%%

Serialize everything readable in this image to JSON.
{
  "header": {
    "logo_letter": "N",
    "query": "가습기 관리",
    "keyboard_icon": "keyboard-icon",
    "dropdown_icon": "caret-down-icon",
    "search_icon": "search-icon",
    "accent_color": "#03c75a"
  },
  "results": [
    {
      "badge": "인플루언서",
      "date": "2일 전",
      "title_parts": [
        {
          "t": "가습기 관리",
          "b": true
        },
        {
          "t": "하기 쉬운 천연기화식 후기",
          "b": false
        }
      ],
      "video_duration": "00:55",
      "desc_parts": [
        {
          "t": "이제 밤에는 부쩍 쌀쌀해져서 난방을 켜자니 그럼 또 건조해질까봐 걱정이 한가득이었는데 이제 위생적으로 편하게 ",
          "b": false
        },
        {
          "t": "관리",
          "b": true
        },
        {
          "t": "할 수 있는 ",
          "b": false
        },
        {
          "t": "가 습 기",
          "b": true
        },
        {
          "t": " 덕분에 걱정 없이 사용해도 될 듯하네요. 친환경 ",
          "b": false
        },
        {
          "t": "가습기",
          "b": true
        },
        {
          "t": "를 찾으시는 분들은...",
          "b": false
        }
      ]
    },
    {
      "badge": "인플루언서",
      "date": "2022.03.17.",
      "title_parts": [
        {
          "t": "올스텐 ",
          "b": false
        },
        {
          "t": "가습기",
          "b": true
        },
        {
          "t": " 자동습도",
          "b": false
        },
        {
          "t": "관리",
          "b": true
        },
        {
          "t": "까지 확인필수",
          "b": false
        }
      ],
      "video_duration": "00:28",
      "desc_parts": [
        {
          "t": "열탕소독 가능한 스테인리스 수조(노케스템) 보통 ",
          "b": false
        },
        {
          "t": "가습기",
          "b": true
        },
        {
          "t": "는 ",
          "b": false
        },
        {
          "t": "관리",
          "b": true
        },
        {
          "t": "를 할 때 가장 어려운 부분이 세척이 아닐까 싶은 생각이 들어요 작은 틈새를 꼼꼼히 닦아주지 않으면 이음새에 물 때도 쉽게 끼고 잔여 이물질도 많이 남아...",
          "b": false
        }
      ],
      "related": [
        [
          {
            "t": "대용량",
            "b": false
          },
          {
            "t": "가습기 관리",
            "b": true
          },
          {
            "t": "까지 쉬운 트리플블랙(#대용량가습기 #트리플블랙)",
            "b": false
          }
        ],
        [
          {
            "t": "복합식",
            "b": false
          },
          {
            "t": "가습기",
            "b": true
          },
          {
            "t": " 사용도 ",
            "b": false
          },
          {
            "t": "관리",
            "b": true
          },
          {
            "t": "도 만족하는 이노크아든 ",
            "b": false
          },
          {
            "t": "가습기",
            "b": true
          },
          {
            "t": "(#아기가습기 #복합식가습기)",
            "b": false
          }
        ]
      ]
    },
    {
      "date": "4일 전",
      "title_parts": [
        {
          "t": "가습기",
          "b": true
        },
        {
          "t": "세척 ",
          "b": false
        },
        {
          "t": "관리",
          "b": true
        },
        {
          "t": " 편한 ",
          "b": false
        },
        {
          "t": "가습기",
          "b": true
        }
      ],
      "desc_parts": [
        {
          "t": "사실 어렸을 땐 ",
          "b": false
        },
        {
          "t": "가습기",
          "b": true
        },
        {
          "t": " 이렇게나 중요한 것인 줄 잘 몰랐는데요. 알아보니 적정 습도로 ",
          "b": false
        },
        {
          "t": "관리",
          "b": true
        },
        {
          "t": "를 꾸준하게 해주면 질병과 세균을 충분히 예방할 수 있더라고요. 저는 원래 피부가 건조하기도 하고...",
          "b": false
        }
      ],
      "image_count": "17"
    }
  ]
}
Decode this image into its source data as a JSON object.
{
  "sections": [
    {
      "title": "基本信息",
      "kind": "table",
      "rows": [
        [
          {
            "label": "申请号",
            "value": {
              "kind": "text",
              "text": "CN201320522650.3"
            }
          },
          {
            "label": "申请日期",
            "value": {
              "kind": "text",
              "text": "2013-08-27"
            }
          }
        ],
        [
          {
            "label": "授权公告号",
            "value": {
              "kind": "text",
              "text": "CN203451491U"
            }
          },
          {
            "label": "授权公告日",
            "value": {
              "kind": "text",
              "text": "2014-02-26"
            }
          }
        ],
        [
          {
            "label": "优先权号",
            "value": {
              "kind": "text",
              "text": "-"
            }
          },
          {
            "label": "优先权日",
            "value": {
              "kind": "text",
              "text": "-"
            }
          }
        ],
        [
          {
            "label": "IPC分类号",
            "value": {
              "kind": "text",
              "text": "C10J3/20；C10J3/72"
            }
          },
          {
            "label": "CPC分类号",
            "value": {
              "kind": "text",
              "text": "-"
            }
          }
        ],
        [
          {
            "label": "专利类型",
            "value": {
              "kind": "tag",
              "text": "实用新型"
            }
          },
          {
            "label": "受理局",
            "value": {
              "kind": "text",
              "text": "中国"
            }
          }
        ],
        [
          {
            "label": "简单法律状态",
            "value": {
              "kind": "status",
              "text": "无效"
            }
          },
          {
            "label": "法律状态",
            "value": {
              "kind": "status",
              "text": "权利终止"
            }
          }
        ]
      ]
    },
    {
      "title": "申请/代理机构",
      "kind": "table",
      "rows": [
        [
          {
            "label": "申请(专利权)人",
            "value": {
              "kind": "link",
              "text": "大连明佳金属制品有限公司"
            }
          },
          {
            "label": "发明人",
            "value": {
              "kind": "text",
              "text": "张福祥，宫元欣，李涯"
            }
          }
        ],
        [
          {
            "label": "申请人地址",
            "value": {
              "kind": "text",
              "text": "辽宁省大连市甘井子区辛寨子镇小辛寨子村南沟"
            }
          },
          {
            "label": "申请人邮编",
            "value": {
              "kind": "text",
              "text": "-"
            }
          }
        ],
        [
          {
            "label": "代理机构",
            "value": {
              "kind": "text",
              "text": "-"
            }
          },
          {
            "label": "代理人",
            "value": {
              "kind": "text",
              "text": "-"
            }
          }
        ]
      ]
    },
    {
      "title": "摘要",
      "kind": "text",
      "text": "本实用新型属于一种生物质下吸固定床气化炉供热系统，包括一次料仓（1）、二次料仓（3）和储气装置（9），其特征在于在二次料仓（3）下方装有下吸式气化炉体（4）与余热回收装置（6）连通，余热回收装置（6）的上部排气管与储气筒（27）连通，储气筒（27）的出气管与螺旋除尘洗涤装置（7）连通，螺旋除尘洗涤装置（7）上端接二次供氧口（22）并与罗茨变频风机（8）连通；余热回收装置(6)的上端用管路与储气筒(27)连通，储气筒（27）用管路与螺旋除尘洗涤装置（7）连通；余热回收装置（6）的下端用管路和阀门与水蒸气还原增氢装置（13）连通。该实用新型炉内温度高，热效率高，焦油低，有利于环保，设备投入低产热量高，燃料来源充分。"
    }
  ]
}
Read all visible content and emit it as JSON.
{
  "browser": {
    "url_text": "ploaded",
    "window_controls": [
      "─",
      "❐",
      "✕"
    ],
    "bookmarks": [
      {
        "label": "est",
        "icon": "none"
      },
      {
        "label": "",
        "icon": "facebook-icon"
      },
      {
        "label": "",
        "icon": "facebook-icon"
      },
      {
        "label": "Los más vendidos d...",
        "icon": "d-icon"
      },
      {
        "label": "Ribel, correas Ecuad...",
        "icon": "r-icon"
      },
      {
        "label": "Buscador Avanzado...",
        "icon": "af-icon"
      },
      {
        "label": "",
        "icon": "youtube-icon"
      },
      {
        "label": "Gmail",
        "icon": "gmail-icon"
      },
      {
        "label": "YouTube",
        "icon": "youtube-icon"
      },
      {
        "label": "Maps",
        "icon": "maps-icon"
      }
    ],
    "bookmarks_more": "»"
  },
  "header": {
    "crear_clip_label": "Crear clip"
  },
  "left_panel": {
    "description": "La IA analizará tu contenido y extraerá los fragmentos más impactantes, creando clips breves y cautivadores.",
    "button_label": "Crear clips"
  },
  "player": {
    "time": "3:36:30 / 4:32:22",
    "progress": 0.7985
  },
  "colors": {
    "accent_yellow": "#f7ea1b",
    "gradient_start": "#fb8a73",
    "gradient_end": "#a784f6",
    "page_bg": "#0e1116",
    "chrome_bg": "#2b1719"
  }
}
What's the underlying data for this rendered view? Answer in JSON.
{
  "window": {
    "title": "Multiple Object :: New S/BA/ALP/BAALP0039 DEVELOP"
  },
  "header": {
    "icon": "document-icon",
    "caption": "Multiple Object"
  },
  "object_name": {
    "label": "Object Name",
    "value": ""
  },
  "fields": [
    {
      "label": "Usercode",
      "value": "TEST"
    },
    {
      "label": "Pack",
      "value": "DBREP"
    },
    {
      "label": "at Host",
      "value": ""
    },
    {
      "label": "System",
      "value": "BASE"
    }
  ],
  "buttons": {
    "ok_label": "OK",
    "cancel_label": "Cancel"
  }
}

%%

▶ To be done
Only lines with the string "clips" belong in your answer; copy each one.

▶ Exercise output
    "description": "La IA analizará tu contenido y extraerá los fragmentos más impactantes, creando clips breves y cautivadores.",
    "button_label": "Crear clips"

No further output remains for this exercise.